## Begin Record list

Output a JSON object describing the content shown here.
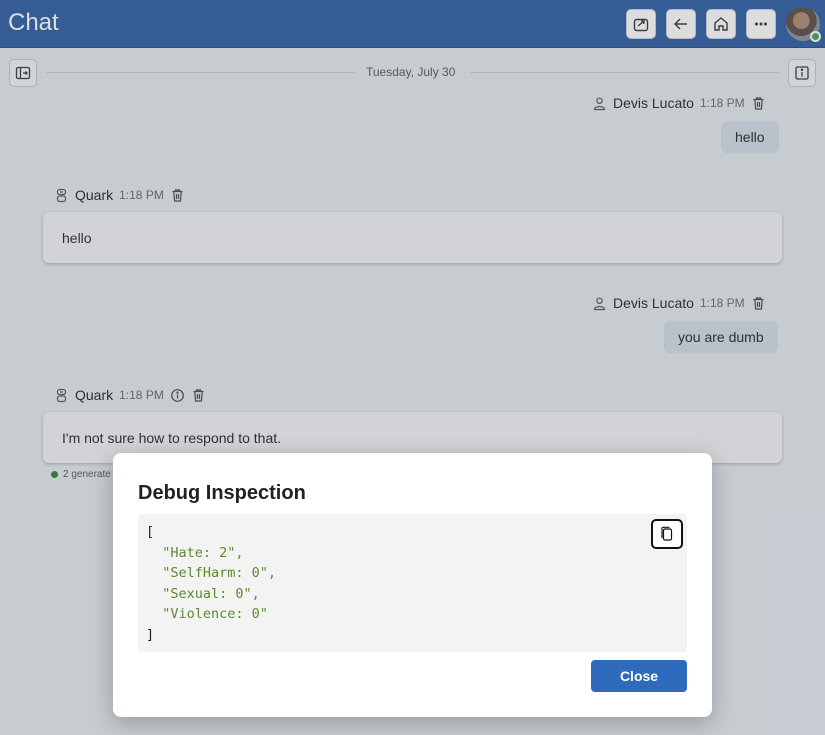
{
  "header": {
    "title": "Chat",
    "buttons": [
      "share-icon",
      "back-arrow-icon",
      "home-icon",
      "more-icon"
    ]
  },
  "chat": {
    "date_divider": "Tuesday, July 30",
    "messages": [
      {
        "role": "user",
        "sender": "Devis Lucato",
        "time": "1:18 PM",
        "text": "hello"
      },
      {
        "role": "bot",
        "sender": "Quark",
        "time": "1:18 PM",
        "text": "hello"
      },
      {
        "role": "user",
        "sender": "Devis Lucato",
        "time": "1:18 PM",
        "text": "you are dumb"
      },
      {
        "role": "bot",
        "sender": "Quark",
        "time": "1:18 PM",
        "text": "I'm not sure how to respond to that."
      }
    ],
    "generation_note": "2 generate"
  },
  "modal": {
    "title": "Debug Inspection",
    "code_lines": [
      "[",
      "  \"Hate: 2\",",
      "  \"SelfHarm: 0\",",
      "  \"Sexual: 0\",",
      "  \"Violence: 0\"",
      "]"
    ],
    "close_label": "Close"
  },
  "colors": {
    "header_bg": "#2b5aa0",
    "primary_button": "#2f6bbd",
    "user_bubble": "#d4dbe6",
    "code_string": "#5b8a2f"
  }
}
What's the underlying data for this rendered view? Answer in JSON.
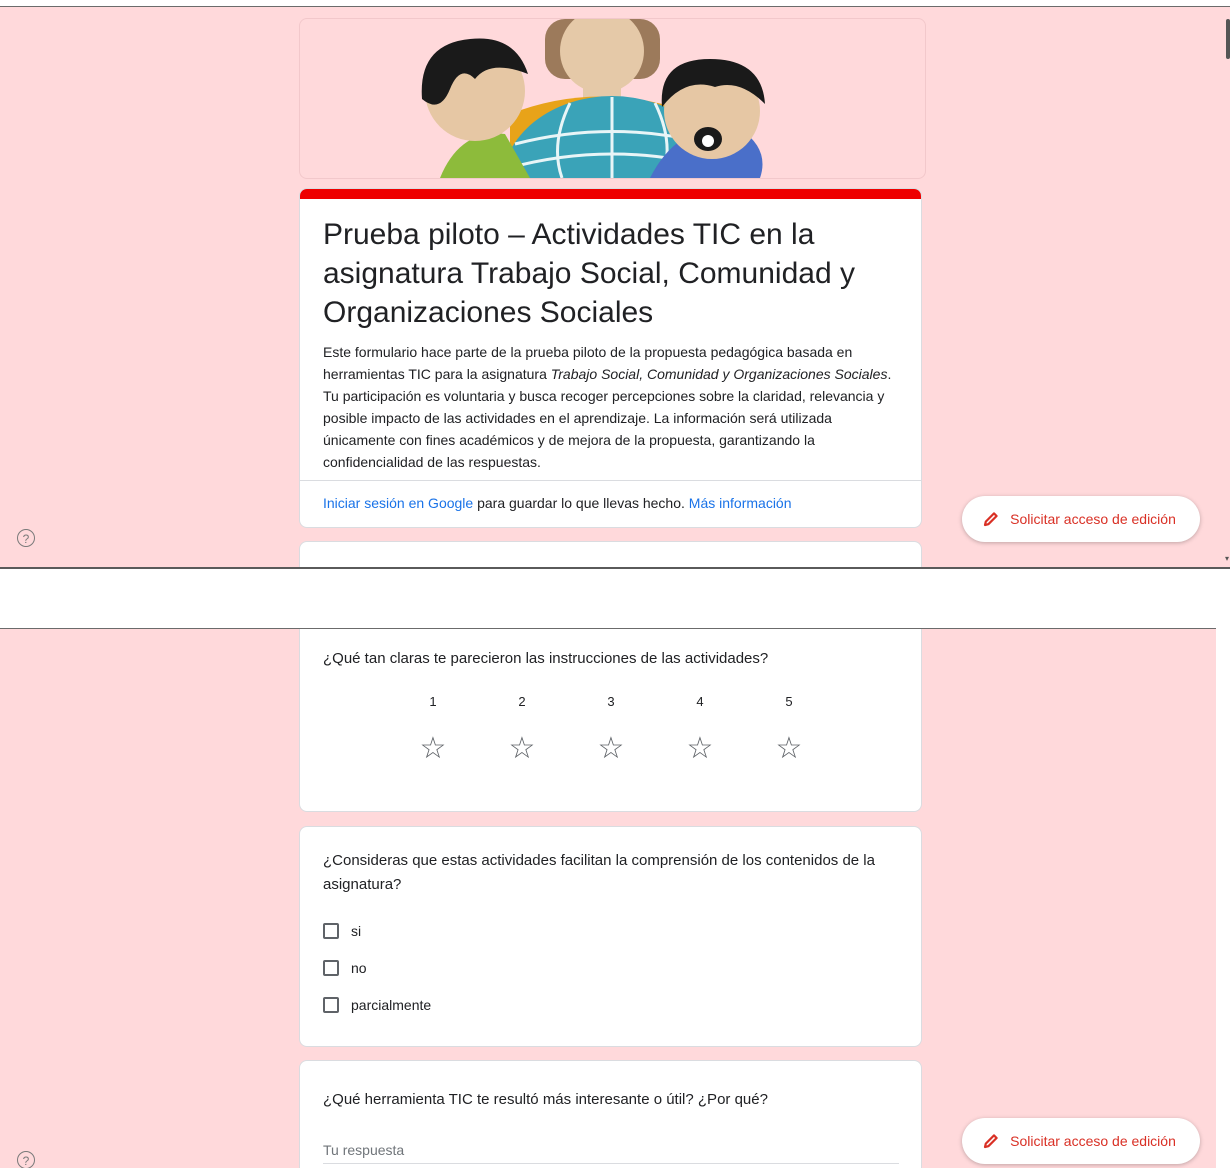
{
  "form": {
    "title": "Prueba piloto – Actividades TIC en la asignatura Trabajo Social, Comunidad y Organizaciones Sociales",
    "description_1": "  Este formulario hace parte de la prueba piloto de la propuesta pedagógica basada en herramientas TIC para la asignatura ",
    "description_italic": "Trabajo Social, Comunidad y Organizaciones Sociales",
    "description_2": ". Tu participación es voluntaria y busca recoger percepciones sobre la claridad, relevancia y posible impacto de las actividades en el aprendizaje. La información será utilizada únicamente con fines académicos y de mejora de la propuesta, garantizando la confidencialidad de las respuestas.",
    "signin_link": "Iniciar sesión en Google",
    "signin_text": " para guardar lo que llevas hecho. ",
    "more_info_link": "Más información",
    "accent_color": "#ee0000",
    "background_color": "#ffd9db"
  },
  "toolbar": {
    "edit_access_label": "Solicitar acceso de edición",
    "help_icon": "?"
  },
  "questions": [
    {
      "text": "¿Qué tan claras te parecieron las instrucciones de las actividades?",
      "type": "rating",
      "scale": [
        "1",
        "2",
        "3",
        "4",
        "5"
      ],
      "icon": "star-outline-icon",
      "star_glyph": "☆"
    },
    {
      "text": "¿Consideras que estas actividades facilitan la comprensión de los contenidos de la asignatura?",
      "type": "checkbox",
      "options": [
        "si",
        "no",
        "parcialmente"
      ]
    },
    {
      "text": "¿Qué herramienta TIC te resultó más interesante o útil? ¿Por qué?",
      "type": "short_text",
      "placeholder": "Tu respuesta"
    }
  ]
}
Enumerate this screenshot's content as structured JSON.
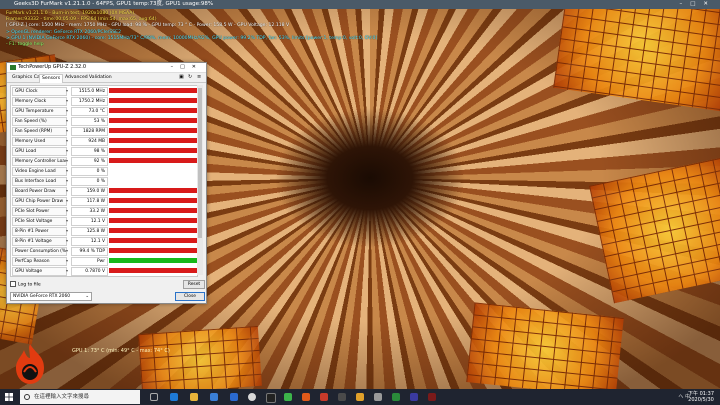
{
  "furmark": {
    "window_title": "Geeks3D FurMark v1.21.1.0 - 64FPS, GPU1 temp:73度, GPU1 usage:98%",
    "info_lines": [
      "FurMark v1.21.1.0 - Burn-in test, 1920x1080 (0X MSAA)",
      "Frames:93332 - time:00:05:09 - FPS:64 (min:54, max:65, avg:64)",
      "[ GPU-Z ] core: 1500 MHz - mem: 1750 MHz - GPU load: 98 % - GPU temp: 73 ° C - Power: 158.5 W - GPU Voltage: 12.118 V",
      "> OpenGL renderer: GeForce RTX 2060/PCIe/SSE2",
      "> GPU 1 (NVIDIA GeForce RTX 2060) - core: 1515MHz/73° C/98%, mem: 10000MHz/92%, GPU power: 99.2% TDP, fan: 53%, limits:[power:1, temp:0, volt:0, OV:0]",
      "- F1: toggle help"
    ],
    "gpu_overlay": "GPU 1: 73° C (min: 49° C - max: 74° C)"
  },
  "gpuz": {
    "title": "TechPowerUp GPU-Z 2.32.0",
    "tabs": [
      "Graphics Card",
      "Sensors",
      "Advanced",
      "Validation"
    ],
    "active_tab": "Sensors",
    "sensors": [
      {
        "label": "GPU Clock",
        "value": "1515.0 MHz",
        "fill": 0.98
      },
      {
        "label": "Memory Clock",
        "value": "1750.2 MHz",
        "fill": 0.98
      },
      {
        "label": "GPU Temperature",
        "value": "73.0 °C",
        "fill": 0.98
      },
      {
        "label": "Fan Speed (%)",
        "value": "53 %",
        "fill": 0.98
      },
      {
        "label": "Fan Speed (RPM)",
        "value": "1828 RPM",
        "fill": 0.98
      },
      {
        "label": "Memory Used",
        "value": "924 MB",
        "fill": 0.98
      },
      {
        "label": "GPU Load",
        "value": "98 %",
        "fill": 0.98
      },
      {
        "label": "Memory Controller Load",
        "value": "92 %",
        "fill": 0.98
      },
      {
        "label": "Video Engine Load",
        "value": "0 %",
        "fill": 0
      },
      {
        "label": "Bus Interface Load",
        "value": "0 %",
        "fill": 0
      },
      {
        "label": "Board Power Draw",
        "value": "159.0 W",
        "fill": 0.98
      },
      {
        "label": "GPU Chip Power Draw",
        "value": "117.8 W",
        "fill": 0.98
      },
      {
        "label": "PCIe Slot Power",
        "value": "33.2 W",
        "fill": 0.98
      },
      {
        "label": "PCIe Slot Voltage",
        "value": "12.1 V",
        "fill": 0.98
      },
      {
        "label": "8-Pin #1 Power",
        "value": "125.8 W",
        "fill": 0.98
      },
      {
        "label": "8-Pin #1 Voltage",
        "value": "12.1 V",
        "fill": 0.98
      },
      {
        "label": "Power Consumption (%)",
        "value": "99.4 % TDP",
        "fill": 0.98
      },
      {
        "label": "PerfCap Reason",
        "value": "Pwr",
        "fill": 0.98,
        "green": true
      },
      {
        "label": "GPU Voltage",
        "value": "0.7870 V",
        "fill": 0.98
      }
    ],
    "log_label": "Log to file",
    "reset_label": "Reset",
    "gpu_select": "NVIDIA GeForce RTX 2060",
    "close_label": "Close",
    "bar_color": "#d81a1a",
    "perfcap_color": "#16b81a"
  },
  "taskbar": {
    "search_placeholder": "在這裡輸入文字來搜尋",
    "tray_text": "へ 中",
    "time": "下午 01:37",
    "date": "2020/5/30"
  }
}
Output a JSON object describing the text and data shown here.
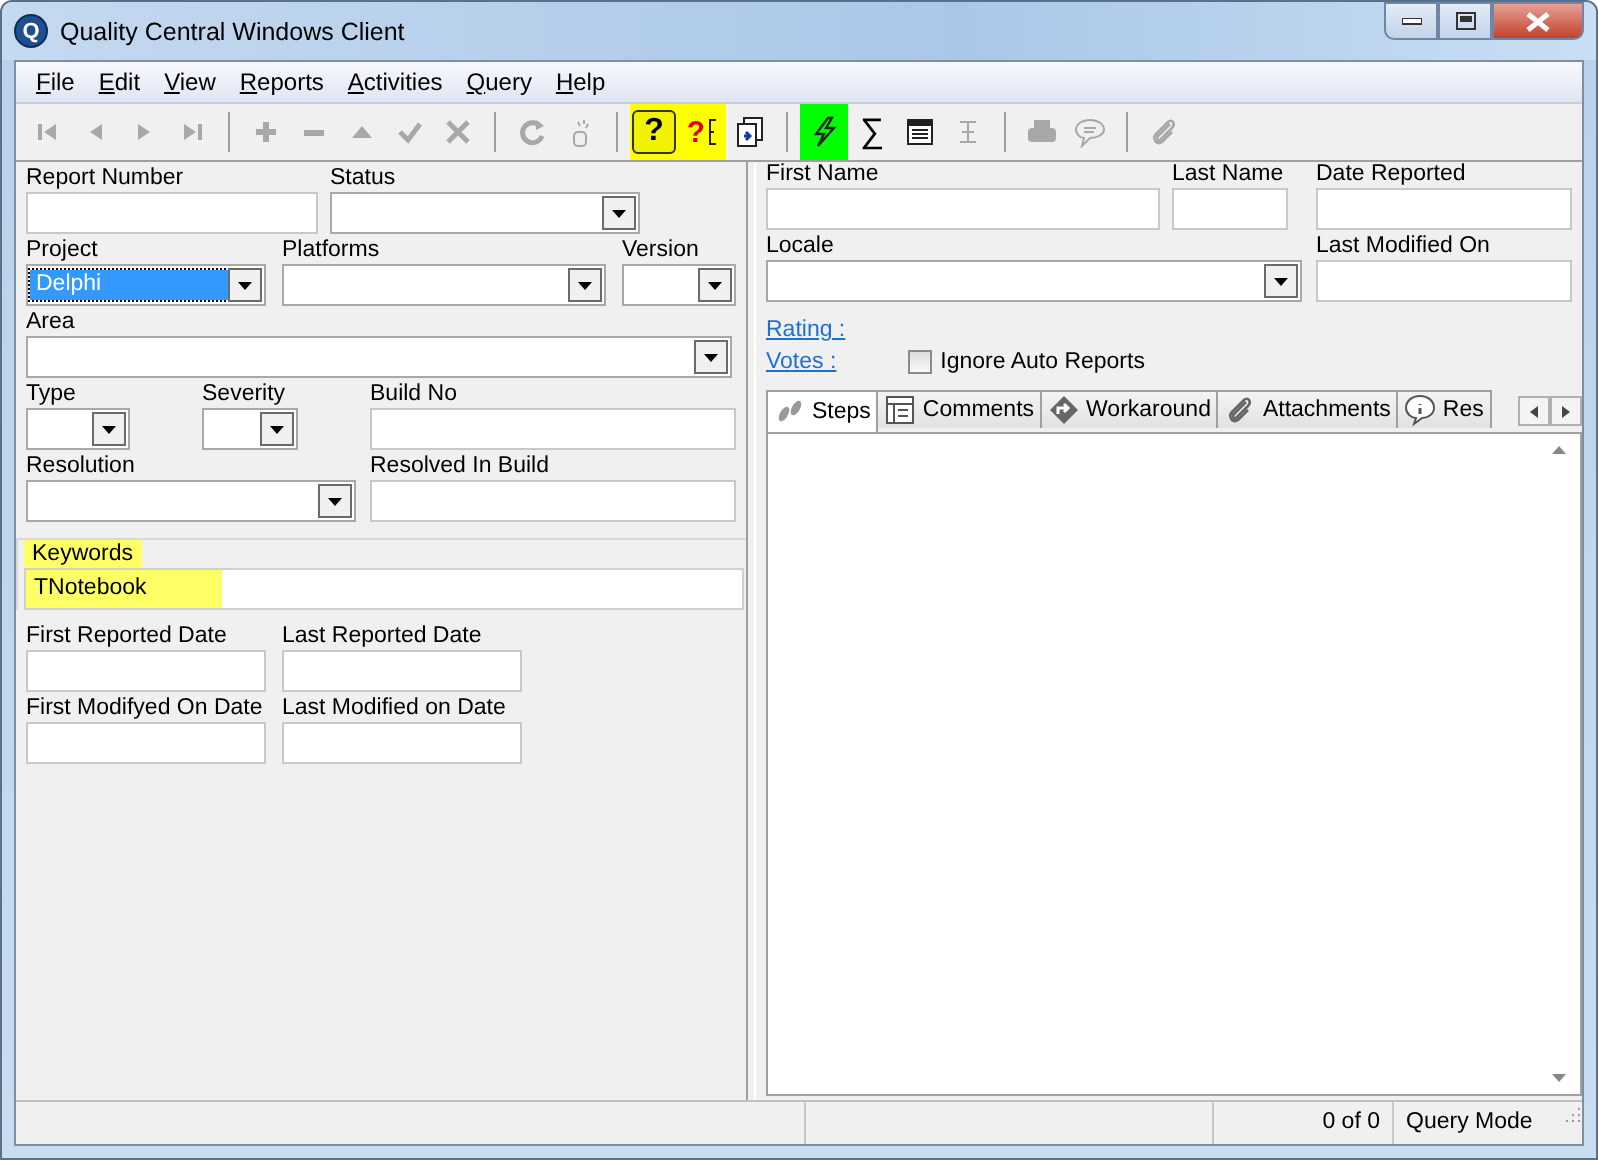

## End Record list

- What is needed -
Using the records above, retype everything exactly except the pictures.

- Exercise result -
Output a JSON object describing the content shown here.
{
  "header": {
    "title": "Chat",
    "buttons": [
      "share-icon",
      "back-arrow-icon",
      "home-icon",
      "more-icon"
    ]
  },
  "chat": {
    "date_divider": "Tuesday, July 30",
    "messages": [
      {
        "role": "user",
        "sender": "Devis Lucato",
        "time": "1:18 PM",
        "text": "hello"
      },
      {
        "role": "bot",
        "sender": "Quark",
        "time": "1:18 PM",
        "text": "hello"
      },
      {
        "role": "user",
        "sender": "Devis Lucato",
        "time": "1:18 PM",
        "text": "you are dumb"
      },
      {
        "role": "bot",
        "sender": "Quark",
        "time": "1:18 PM",
        "text": "I'm not sure how to respond to that."
      }
    ],
    "generation_note": "2 generate"
  },
  "modal": {
    "title": "Debug Inspection",
    "code_lines": [
      "[",
      "  \"Hate: 2\",",
      "  \"SelfHarm: 0\",",
      "  \"Sexual: 0\",",
      "  \"Violence: 0\"",
      "]"
    ],
    "close_label": "Close"
  },
  "colors": {
    "header_bg": "#2b5aa0",
    "primary_button": "#2f6bbd",
    "user_bubble": "#d4dbe6",
    "code_string": "#5b8a2f"
  }
}
What's the underlying data for this rendered view? Answer in JSON.
{
  "form": {
    "title": "Prueba piloto – Actividades TIC en la asignatura Trabajo Social, Comunidad y Organizaciones Sociales",
    "description_1": "  Este formulario hace parte de la prueba piloto de la propuesta pedagógica basada en herramientas TIC para la asignatura ",
    "description_italic": "Trabajo Social, Comunidad y Organizaciones Sociales",
    "description_2": ". Tu participación es voluntaria y busca recoger percepciones sobre la claridad, relevancia y posible impacto de las actividades en el aprendizaje. La información será utilizada únicamente con fines académicos y de mejora de la propuesta, garantizando la confidencialidad de las respuestas.",
    "signin_link": "Iniciar sesión en Google",
    "signin_text": " para guardar lo que llevas hecho. ",
    "more_info_link": "Más información",
    "accent_color": "#ee0000",
    "background_color": "#ffd9db"
  },
  "toolbar": {
    "edit_access_label": "Solicitar acceso de edición",
    "help_icon": "?"
  },
  "questions": [
    {
      "text": "¿Qué tan claras te parecieron las instrucciones de las actividades?",
      "type": "rating",
      "scale": [
        "1",
        "2",
        "3",
        "4",
        "5"
      ],
      "icon": "star-outline-icon",
      "star_glyph": "☆"
    },
    {
      "text": "¿Consideras que estas actividades facilitan la comprensión de los contenidos de la asignatura?",
      "type": "checkbox",
      "options": [
        "si",
        "no",
        "parcialmente"
      ]
    },
    {
      "text": "¿Qué herramienta TIC te resultó más interesante o útil? ¿Por qué?",
      "type": "short_text",
      "placeholder": "Tu respuesta"
    }
  ]
}
Enumerate this screenshot's content as structured JSON.
{
  "furmark": {
    "window_title": "Geeks3D FurMark v1.21.1.0 - 64FPS, GPU1 temp:73度, GPU1 usage:98%",
    "info_lines": [
      "FurMark v1.21.1.0 - Burn-in test, 1920x1080 (0X MSAA)",
      "Frames:93332 - time:00:05:09 - FPS:64 (min:54, max:65, avg:64)",
      "[ GPU-Z ] core: 1500 MHz - mem: 1750 MHz - GPU load: 98 % - GPU temp: 73 ° C - Power: 158.5 W - GPU Voltage: 12.118 V",
      "> OpenGL renderer: GeForce RTX 2060/PCIe/SSE2",
      "> GPU 1 (NVIDIA GeForce RTX 2060) - core: 1515MHz/73° C/98%, mem: 10000MHz/92%, GPU power: 99.2% TDP, fan: 53%, limits:[power:1, temp:0, volt:0, OV:0]",
      "- F1: toggle help"
    ],
    "gpu_overlay": "GPU 1: 73° C (min: 49° C - max: 74° C)"
  },
  "gpuz": {
    "title": "TechPowerUp GPU-Z 2.32.0",
    "tabs": [
      "Graphics Card",
      "Sensors",
      "Advanced",
      "Validation"
    ],
    "active_tab": "Sensors",
    "sensors": [
      {
        "label": "GPU Clock",
        "value": "1515.0 MHz",
        "fill": 0.98
      },
      {
        "label": "Memory Clock",
        "value": "1750.2 MHz",
        "fill": 0.98
      },
      {
        "label": "GPU Temperature",
        "value": "73.0 °C",
        "fill": 0.98
      },
      {
        "label": "Fan Speed (%)",
        "value": "53 %",
        "fill": 0.98
      },
      {
        "label": "Fan Speed (RPM)",
        "value": "1828 RPM",
        "fill": 0.98
      },
      {
        "label": "Memory Used",
        "value": "924 MB",
        "fill": 0.98
      },
      {
        "label": "GPU Load",
        "value": "98 %",
        "fill": 0.98
      },
      {
        "label": "Memory Controller Load",
        "value": "92 %",
        "fill": 0.98
      },
      {
        "label": "Video Engine Load",
        "value": "0 %",
        "fill": 0
      },
      {
        "label": "Bus Interface Load",
        "value": "0 %",
        "fill": 0
      },
      {
        "label": "Board Power Draw",
        "value": "159.0 W",
        "fill": 0.98
      },
      {
        "label": "GPU Chip Power Draw",
        "value": "117.8 W",
        "fill": 0.98
      },
      {
        "label": "PCIe Slot Power",
        "value": "33.2 W",
        "fill": 0.98
      },
      {
        "label": "PCIe Slot Voltage",
        "value": "12.1 V",
        "fill": 0.98
      },
      {
        "label": "8-Pin #1 Power",
        "value": "125.8 W",
        "fill": 0.98
      },
      {
        "label": "8-Pin #1 Voltage",
        "value": "12.1 V",
        "fill": 0.98
      },
      {
        "label": "Power Consumption (%)",
        "value": "99.4 % TDP",
        "fill": 0.98
      },
      {
        "label": "PerfCap Reason",
        "value": "Pwr",
        "fill": 0.98,
        "green": true
      },
      {
        "label": "GPU Voltage",
        "value": "0.7870 V",
        "fill": 0.98
      }
    ],
    "log_label": "Log to file",
    "reset_label": "Reset",
    "gpu_select": "NVIDIA GeForce RTX 2060",
    "close_label": "Close",
    "bar_color": "#d81a1a",
    "perfcap_color": "#16b81a"
  },
  "taskbar": {
    "search_placeholder": "在這裡輸入文字來搜尋",
    "tray_text": "へ 中",
    "time": "下午 01:37",
    "date": "2020/5/30"
  }
}
Output a JSON object describing the text and data shown here.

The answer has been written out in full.